→ **PROVIDED TEXT**:
==============================

OSB Number: SOSB-24-V18

Date created: 13 May 2025

Summary:

On the evening of May 12th, 2025, Skydio was made aware of a crash from an X10 Dock Beta deployment. Within the last 24 hours we’ve conducted a rapid investigation which has concluded with high confidence that battery connector wear is the root cause of the vehicle crash. We have seen instances of this kind of wear in extreme, high stress internal testing, but this is the first known customer-facing instance of this issue after hundreds of thousands of X10 flights.

Of note, this crash also led to the battery being ejected and ultimately catching fire. The fire was quickly put out with a fire extinguisher and there was no property damage outside of the X10. We do not believe the battery ejection and subsequent fire was related to the battery connector issue that led to the crash. Any lithium polymer battery cells are at risk of fire if the cells are punctured, but our internal testing involves drop tests of our batteries from up to 60 feet and we have not seen fires from this testing or any other incidents with X10.

==============================

Dataset items:
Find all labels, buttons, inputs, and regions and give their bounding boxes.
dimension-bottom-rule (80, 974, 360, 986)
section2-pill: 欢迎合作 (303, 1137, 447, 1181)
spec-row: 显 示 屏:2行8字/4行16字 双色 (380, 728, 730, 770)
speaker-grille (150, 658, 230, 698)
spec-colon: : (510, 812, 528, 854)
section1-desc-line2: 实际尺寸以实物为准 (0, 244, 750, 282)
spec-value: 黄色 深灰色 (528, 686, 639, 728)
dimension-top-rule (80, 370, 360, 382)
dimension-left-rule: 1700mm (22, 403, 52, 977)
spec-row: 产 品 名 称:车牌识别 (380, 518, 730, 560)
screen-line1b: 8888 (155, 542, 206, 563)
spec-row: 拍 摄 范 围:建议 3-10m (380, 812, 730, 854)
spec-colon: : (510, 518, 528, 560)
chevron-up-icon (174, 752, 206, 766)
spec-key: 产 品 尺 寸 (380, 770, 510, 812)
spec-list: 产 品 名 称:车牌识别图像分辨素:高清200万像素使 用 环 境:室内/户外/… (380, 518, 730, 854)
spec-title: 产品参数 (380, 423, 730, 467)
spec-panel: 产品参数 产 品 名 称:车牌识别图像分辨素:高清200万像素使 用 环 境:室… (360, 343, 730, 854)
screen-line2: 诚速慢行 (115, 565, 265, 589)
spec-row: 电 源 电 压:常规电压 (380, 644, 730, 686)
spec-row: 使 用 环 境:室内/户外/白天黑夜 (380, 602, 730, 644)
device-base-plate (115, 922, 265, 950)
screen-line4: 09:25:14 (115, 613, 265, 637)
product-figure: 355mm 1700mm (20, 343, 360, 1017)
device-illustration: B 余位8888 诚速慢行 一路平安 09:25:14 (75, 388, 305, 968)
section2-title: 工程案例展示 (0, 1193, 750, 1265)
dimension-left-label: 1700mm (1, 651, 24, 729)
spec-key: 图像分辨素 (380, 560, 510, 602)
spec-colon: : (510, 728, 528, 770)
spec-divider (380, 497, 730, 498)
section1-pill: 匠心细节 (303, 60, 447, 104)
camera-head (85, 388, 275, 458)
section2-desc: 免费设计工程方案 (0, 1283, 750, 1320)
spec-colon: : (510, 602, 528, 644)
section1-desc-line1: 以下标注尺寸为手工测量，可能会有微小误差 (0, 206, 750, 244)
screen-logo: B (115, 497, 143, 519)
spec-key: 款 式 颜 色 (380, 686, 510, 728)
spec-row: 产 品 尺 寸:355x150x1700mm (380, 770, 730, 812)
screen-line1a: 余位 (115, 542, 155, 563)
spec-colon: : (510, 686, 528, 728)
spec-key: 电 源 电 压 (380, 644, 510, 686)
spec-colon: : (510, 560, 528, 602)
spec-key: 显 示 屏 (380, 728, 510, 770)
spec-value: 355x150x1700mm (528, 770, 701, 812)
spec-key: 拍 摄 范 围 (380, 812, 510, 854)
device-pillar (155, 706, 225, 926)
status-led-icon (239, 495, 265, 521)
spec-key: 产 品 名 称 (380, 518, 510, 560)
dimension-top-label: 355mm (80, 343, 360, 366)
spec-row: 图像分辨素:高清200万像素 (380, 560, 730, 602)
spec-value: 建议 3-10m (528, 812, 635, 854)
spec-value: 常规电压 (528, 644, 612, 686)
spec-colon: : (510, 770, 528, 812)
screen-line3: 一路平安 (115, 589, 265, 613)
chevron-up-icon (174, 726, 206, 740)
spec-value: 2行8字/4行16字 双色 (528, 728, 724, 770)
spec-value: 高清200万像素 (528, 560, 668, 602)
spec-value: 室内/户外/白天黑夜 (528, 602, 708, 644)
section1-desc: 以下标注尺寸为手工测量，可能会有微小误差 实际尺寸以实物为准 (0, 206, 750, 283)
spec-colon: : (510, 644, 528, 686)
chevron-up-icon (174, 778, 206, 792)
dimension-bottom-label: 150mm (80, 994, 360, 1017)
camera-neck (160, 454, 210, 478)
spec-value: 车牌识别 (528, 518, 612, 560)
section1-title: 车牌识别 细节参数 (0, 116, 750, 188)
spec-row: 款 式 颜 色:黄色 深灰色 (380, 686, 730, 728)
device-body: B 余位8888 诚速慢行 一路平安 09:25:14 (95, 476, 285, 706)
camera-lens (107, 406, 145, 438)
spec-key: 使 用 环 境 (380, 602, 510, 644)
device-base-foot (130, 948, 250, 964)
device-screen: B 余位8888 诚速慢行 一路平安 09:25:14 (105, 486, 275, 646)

==============================

→ **TASKS TO CARRY OUT**:
**a.** Please say whether each statement agrees with the Skydio crash bulletin, answering yes or no and quoting the deciding words: (i) Skydio learned of the crash on the evening of May 12th, 2025; (ii) the fire damaged property beyond the X10; (iii) Skydio links the battery fire to the connector issue.
**b.** Write the next part of the Skydio crash bulletin, picking up after its final sentence.
These entries are separate material, unrelated to the Skydio crash bulletin.

→ **EXPECTED RESULTS**:
**a.**
(i) Yes: "On the evening of May 12th, 2025, Skydio was made aware of a crash from an X10 Dock Beta deployment."
(ii) No: "there was no property damage outside of the X10."
(iii) No: "We do not believe the battery ejection and subsequent fire was related to the battery connector issue that led to the crash."

**b.**
Products affected: Skydio X10 and Skydio X10D

 

Description, Identification, and Manifestation

During high speed flight, the vehicle and battery may experience vibration at the battery connector leading to accumulation of damage with prolonged usage at high speeds. The connector damage will increase resistance between the battery and the vehicle which can lead the battery connector to fail. If this happens in flight, this may result in a crash.

What pilots may observe:

  • The vehicle unexpectedly loses power during flight and the controller simultaneously loses connection to the vehicle.

Mitigation and Resolution

Skydio Actions

Within the last 24 hours, we have identified a telemetry signature for vehicles showing early warning signs of this failure mode so that preventive measures can be taken.

Skydio Customer Support is now monitoring analytics for our entire online fleet of customer X10s, and will proactively contact anyone operating X10s with signatures of excessive battery connector wear. We are also investigating adding an alert of the issue into products so customers will directly know when products need attention.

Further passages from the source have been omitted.